Task:
Write out the material exactly, leaving every picture behind.
= = = = =
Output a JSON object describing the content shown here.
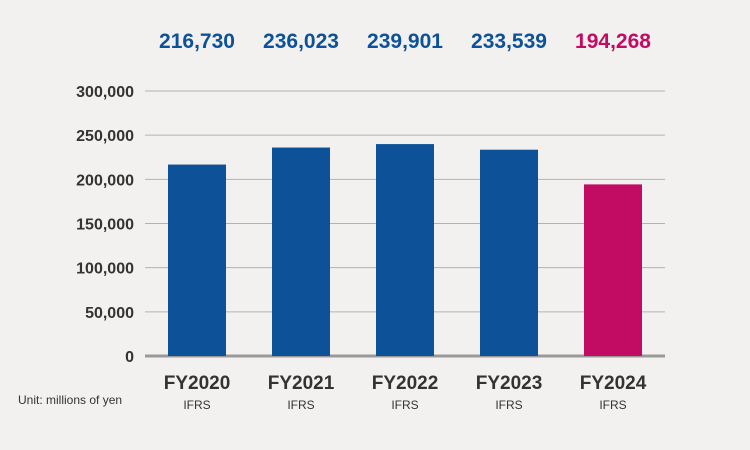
{
  "chart_data": {
    "type": "bar",
    "categories": [
      "FY2020",
      "FY2021",
      "FY2022",
      "FY2023",
      "FY2024"
    ],
    "category_sublabels": [
      "IFRS",
      "IFRS",
      "IFRS",
      "IFRS",
      "IFRS"
    ],
    "values": [
      216730,
      236023,
      239901,
      233539,
      194268
    ],
    "value_labels": [
      "216,730",
      "236,023",
      "239,901",
      "233,539",
      "194,268"
    ],
    "yticks": [
      0,
      50000,
      100000,
      150000,
      200000,
      250000,
      300000
    ],
    "ytick_labels": [
      "0",
      "50,000",
      "100,000",
      "150,000",
      "200,000",
      "250,000",
      "300,000"
    ],
    "ylim": [
      0,
      300000
    ],
    "unit_label": "Unit: millions of yen",
    "grid": true,
    "colors": {
      "default_bar": "#0d5299",
      "highlight_bar": "#c20c63",
      "default_label": "#0d5299",
      "highlight_label": "#c20c63",
      "gridline": "#b3b3b3",
      "baseline": "#999999"
    },
    "highlight_index": 4
  }
}
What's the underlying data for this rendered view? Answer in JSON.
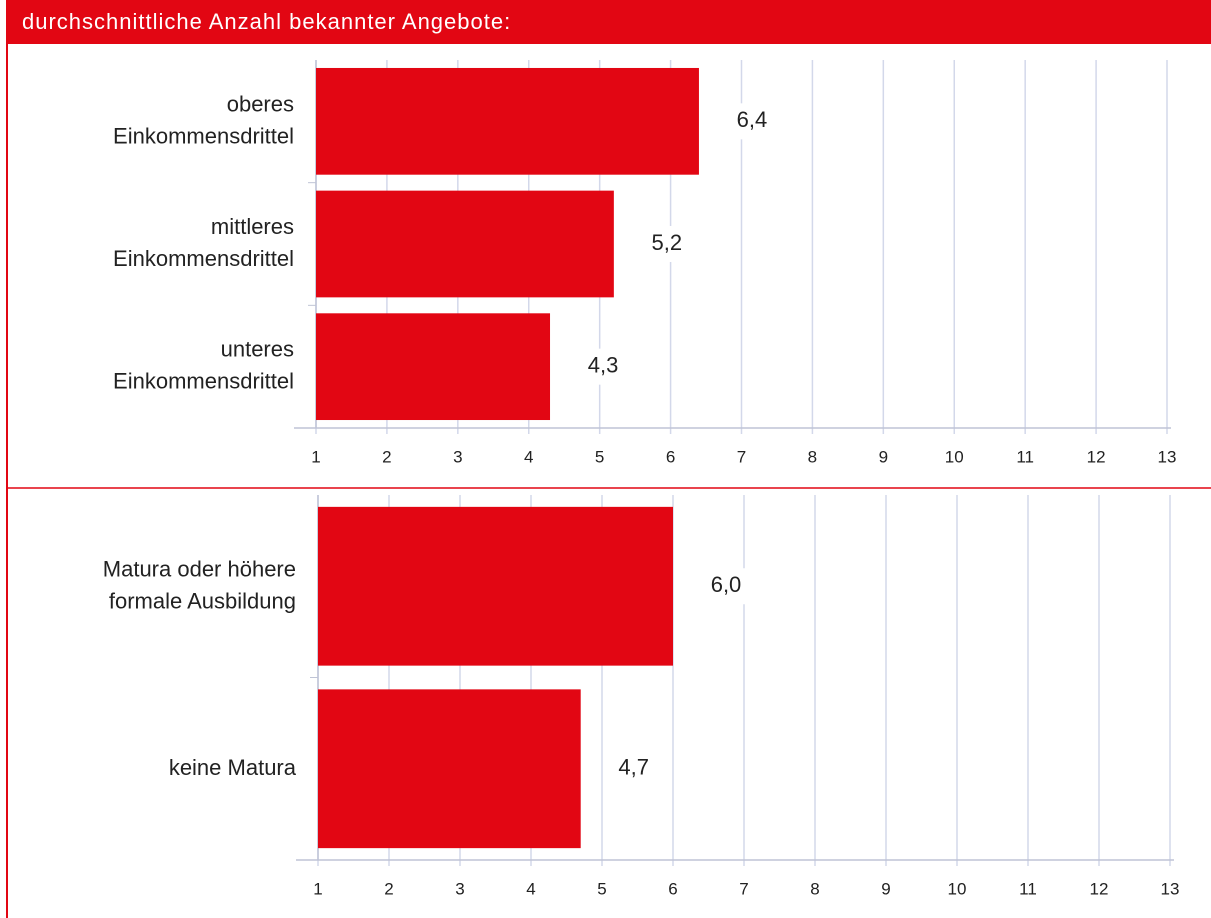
{
  "title": "durchschnittliche Anzahl bekannter Angebote:",
  "chart_data": [
    {
      "type": "bar",
      "orientation": "horizontal",
      "categories": [
        "oberes\nEinkommensdrittel",
        "mittleres\nEinkommensdrittel",
        "unteres\nEinkommensdrittel"
      ],
      "values": [
        6.4,
        5.2,
        4.3
      ],
      "value_labels": [
        "6,4",
        "5,2",
        "4,3"
      ],
      "color": "#e20613",
      "xlim": [
        1,
        13
      ],
      "xticks": [
        1,
        2,
        3,
        4,
        5,
        6,
        7,
        8,
        9,
        10,
        11,
        12,
        13
      ],
      "grid": true
    },
    {
      "type": "bar",
      "orientation": "horizontal",
      "categories": [
        "Matura oder höhere\nformale Ausbildung",
        "keine Matura"
      ],
      "values": [
        6.0,
        4.7
      ],
      "value_labels": [
        "6,0",
        "4,7"
      ],
      "color": "#e20613",
      "xlim": [
        1,
        13
      ],
      "xticks": [
        1,
        2,
        3,
        4,
        5,
        6,
        7,
        8,
        9,
        10,
        11,
        12,
        13
      ],
      "grid": true
    }
  ]
}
= = = = =
Answer to the exercise:
Output a JSON object describing the content shown here.
{
  "chart_data": {
    "type": "bar",
    "categories": [
      "FY2020",
      "FY2021",
      "FY2022",
      "FY2023",
      "FY2024"
    ],
    "category_sublabels": [
      "IFRS",
      "IFRS",
      "IFRS",
      "IFRS",
      "IFRS"
    ],
    "values": [
      216730,
      236023,
      239901,
      233539,
      194268
    ],
    "value_labels": [
      "216,730",
      "236,023",
      "239,901",
      "233,539",
      "194,268"
    ],
    "yticks": [
      0,
      50000,
      100000,
      150000,
      200000,
      250000,
      300000
    ],
    "ytick_labels": [
      "0",
      "50,000",
      "100,000",
      "150,000",
      "200,000",
      "250,000",
      "300,000"
    ],
    "ylim": [
      0,
      300000
    ],
    "unit_label": "Unit: millions of yen",
    "grid": true,
    "colors": {
      "default_bar": "#0d5299",
      "highlight_bar": "#c20c63",
      "default_label": "#0d5299",
      "highlight_label": "#c20c63",
      "gridline": "#b3b3b3",
      "baseline": "#999999"
    },
    "highlight_index": 4
  }
}
What's the underlying data for this rendered view? Answer in JSON.
{
  "title": "durchschnittliche Anzahl bekannter Angebote:",
  "chart_data": [
    {
      "type": "bar",
      "orientation": "horizontal",
      "categories": [
        "oberes\nEinkommensdrittel",
        "mittleres\nEinkommensdrittel",
        "unteres\nEinkommensdrittel"
      ],
      "values": [
        6.4,
        5.2,
        4.3
      ],
      "value_labels": [
        "6,4",
        "5,2",
        "4,3"
      ],
      "color": "#e20613",
      "xlim": [
        1,
        13
      ],
      "xticks": [
        1,
        2,
        3,
        4,
        5,
        6,
        7,
        8,
        9,
        10,
        11,
        12,
        13
      ],
      "grid": true
    },
    {
      "type": "bar",
      "orientation": "horizontal",
      "categories": [
        "Matura oder höhere\nformale Ausbildung",
        "keine Matura"
      ],
      "values": [
        6.0,
        4.7
      ],
      "value_labels": [
        "6,0",
        "4,7"
      ],
      "color": "#e20613",
      "xlim": [
        1,
        13
      ],
      "xticks": [
        1,
        2,
        3,
        4,
        5,
        6,
        7,
        8,
        9,
        10,
        11,
        12,
        13
      ],
      "grid": true
    }
  ]
}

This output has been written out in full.